Transcribe the records exactly from the line with "Output the text content of this document." to the end, both included.

Information given:
---------------

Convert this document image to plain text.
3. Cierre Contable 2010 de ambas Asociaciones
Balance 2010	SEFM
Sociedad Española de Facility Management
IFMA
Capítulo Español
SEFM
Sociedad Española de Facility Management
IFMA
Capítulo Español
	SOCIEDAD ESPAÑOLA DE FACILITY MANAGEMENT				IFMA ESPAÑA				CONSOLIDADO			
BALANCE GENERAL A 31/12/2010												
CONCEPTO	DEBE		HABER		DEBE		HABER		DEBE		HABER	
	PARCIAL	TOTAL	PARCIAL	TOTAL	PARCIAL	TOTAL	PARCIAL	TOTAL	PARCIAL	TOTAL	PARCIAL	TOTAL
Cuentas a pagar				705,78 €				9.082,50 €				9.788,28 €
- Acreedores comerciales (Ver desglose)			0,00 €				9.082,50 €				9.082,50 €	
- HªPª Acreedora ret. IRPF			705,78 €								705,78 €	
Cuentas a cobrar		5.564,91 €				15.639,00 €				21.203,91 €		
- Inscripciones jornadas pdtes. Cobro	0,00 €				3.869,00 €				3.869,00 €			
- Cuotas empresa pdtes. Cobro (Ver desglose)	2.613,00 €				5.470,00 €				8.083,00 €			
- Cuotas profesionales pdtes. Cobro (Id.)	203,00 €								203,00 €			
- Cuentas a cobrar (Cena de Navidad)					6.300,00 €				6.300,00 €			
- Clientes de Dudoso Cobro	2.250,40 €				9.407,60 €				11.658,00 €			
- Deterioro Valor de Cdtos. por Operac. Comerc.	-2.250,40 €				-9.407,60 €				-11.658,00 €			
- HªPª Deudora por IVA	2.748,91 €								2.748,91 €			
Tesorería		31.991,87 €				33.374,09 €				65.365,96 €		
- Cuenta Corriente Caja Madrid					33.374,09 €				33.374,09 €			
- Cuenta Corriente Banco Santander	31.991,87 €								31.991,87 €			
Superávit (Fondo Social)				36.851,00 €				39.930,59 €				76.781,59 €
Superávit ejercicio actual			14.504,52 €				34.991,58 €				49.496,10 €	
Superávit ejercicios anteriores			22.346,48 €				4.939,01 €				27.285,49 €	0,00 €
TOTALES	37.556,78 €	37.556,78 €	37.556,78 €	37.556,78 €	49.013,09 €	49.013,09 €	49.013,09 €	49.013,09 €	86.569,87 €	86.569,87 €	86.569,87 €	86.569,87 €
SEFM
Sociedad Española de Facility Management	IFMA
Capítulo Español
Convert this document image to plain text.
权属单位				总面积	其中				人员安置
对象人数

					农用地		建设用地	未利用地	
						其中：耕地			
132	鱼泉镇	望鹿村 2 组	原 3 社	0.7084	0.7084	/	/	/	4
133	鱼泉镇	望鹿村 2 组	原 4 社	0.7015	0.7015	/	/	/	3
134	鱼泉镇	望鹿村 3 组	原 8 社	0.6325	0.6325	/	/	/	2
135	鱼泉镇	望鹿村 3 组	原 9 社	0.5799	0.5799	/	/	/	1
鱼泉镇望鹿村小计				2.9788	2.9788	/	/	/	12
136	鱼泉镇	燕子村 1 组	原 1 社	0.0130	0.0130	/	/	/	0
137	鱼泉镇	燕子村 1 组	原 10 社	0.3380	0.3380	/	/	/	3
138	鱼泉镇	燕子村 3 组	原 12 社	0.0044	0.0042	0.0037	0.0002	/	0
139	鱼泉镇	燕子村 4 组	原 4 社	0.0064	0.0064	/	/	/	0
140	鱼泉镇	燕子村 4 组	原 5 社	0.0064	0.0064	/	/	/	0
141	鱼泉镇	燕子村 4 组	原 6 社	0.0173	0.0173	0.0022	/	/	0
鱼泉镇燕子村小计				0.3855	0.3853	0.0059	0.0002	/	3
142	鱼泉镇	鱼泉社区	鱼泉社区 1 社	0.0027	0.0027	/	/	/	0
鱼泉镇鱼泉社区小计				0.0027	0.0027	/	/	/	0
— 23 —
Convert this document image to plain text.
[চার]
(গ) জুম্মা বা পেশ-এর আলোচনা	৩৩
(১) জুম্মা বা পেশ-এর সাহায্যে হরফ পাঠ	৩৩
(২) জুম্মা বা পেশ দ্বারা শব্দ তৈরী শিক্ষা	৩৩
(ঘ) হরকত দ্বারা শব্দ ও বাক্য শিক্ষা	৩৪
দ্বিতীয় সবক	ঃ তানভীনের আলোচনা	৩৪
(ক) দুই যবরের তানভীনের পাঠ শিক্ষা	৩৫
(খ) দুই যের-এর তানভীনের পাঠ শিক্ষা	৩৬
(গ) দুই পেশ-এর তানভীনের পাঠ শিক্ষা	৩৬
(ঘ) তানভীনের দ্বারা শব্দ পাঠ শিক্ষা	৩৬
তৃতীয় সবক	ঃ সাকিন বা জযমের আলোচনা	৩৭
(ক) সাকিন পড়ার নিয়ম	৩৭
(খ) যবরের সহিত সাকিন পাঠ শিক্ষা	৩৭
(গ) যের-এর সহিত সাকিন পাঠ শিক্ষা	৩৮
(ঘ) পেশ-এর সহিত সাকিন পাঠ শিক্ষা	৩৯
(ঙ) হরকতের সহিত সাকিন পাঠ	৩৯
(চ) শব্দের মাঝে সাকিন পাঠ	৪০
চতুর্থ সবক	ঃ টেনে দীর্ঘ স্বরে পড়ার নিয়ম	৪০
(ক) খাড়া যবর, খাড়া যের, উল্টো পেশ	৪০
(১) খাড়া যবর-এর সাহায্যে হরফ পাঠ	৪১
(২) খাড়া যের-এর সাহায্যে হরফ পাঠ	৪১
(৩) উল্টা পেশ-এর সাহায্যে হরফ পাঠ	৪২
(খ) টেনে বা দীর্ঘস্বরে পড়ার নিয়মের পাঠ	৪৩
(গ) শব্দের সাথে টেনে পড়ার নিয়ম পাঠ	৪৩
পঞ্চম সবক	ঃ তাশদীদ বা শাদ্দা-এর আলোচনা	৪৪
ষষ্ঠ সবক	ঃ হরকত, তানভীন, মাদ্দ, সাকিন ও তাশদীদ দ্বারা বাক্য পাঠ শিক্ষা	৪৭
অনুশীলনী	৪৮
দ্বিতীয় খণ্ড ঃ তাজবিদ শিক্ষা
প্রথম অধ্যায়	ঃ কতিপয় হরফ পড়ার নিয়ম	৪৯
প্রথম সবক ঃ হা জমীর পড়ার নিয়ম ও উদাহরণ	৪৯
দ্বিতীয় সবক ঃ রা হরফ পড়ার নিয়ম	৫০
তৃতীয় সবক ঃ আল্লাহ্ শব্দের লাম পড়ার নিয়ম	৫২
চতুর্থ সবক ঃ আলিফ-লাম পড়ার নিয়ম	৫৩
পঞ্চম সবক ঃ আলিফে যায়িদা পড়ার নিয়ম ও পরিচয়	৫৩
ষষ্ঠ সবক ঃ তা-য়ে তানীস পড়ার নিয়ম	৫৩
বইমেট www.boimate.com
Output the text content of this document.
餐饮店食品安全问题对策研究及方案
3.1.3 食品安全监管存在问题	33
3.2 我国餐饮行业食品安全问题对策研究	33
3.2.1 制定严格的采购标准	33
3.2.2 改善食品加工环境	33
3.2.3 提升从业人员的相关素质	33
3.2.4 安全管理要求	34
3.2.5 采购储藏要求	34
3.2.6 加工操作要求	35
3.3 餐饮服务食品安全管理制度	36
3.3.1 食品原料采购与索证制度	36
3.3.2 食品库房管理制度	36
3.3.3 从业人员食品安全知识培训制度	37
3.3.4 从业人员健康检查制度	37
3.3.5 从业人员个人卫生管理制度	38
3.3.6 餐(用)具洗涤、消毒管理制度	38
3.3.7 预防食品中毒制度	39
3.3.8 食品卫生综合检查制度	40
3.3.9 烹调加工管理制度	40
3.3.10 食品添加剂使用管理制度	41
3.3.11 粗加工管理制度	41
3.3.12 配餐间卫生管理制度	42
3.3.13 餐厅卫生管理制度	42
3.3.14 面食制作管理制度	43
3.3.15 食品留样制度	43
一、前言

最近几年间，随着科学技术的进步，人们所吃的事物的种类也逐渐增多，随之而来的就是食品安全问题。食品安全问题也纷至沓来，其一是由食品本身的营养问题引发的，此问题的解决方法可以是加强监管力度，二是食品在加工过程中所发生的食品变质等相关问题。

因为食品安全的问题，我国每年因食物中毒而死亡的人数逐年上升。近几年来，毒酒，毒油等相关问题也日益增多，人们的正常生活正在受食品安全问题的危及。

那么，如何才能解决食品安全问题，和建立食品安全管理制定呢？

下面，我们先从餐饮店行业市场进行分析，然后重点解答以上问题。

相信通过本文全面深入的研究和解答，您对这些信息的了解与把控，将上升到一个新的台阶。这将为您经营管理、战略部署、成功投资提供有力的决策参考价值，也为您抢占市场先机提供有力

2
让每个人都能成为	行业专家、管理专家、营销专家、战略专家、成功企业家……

---------------

The completed task:
Output the text content of this document.
餐饮店食品安全问题对策研究及方案
3.1.3 食品安全监管存在问题	33
3.2 我国餐饮行业食品安全问题对策研究	33
3.2.1 制定严格的采购标准	33
3.2.2 改善食品加工环境	33
3.2.3 提升从业人员的相关素质	33
3.2.4 安全管理要求	34
3.2.5 采购储藏要求	34
3.2.6 加工操作要求	35
3.3 餐饮服务食品安全管理制度	36
3.3.1 食品原料采购与索证制度	36
3.3.2 食品库房管理制度	36
3.3.3 从业人员食品安全知识培训制度	37
3.3.4 从业人员健康检查制度	37
3.3.5 从业人员个人卫生管理制度	38
3.3.6 餐(用)具洗涤、消毒管理制度	38
3.3.7 预防食品中毒制度	39
3.3.8 食品卫生综合检查制度	40
3.3.9 烹调加工管理制度	40
3.3.10 食品添加剂使用管理制度	41
3.3.11 粗加工管理制度	41
3.3.12 配餐间卫生管理制度	42
3.3.13 餐厅卫生管理制度	42
3.3.14 面食制作管理制度	43
3.3.15 食品留样制度	43
一、前言

最近几年间，随着科学技术的进步，人们所吃的事物的种类也逐渐增多，随之而来的就是食品安全问题。食品安全问题也纷至沓来，其一是由食品本身的营养问题引发的，此问题的解决方法可以是加强监管力度，二是食品在加工过程中所发生的食品变质等相关问题。

因为食品安全的问题，我国每年因食物中毒而死亡的人数逐年上升。近几年来，毒酒，毒油等相关问题也日益增多，人们的正常生活正在受食品安全问题的危及。

那么，如何才能解决食品安全问题，和建立食品安全管理制定呢？

下面，我们先从餐饮店行业市场进行分析，然后重点解答以上问题。

相信通过本文全面深入的研究和解答，您对这些信息的了解与把控，将上升到一个新的台阶。这将为您经营管理、战略部署、成功投资提供有力的决策参考价值，也为您抢占市场先机提供有力

2
让每个人都能成为	行业专家、管理专家、营销专家、战略专家、成功企业家……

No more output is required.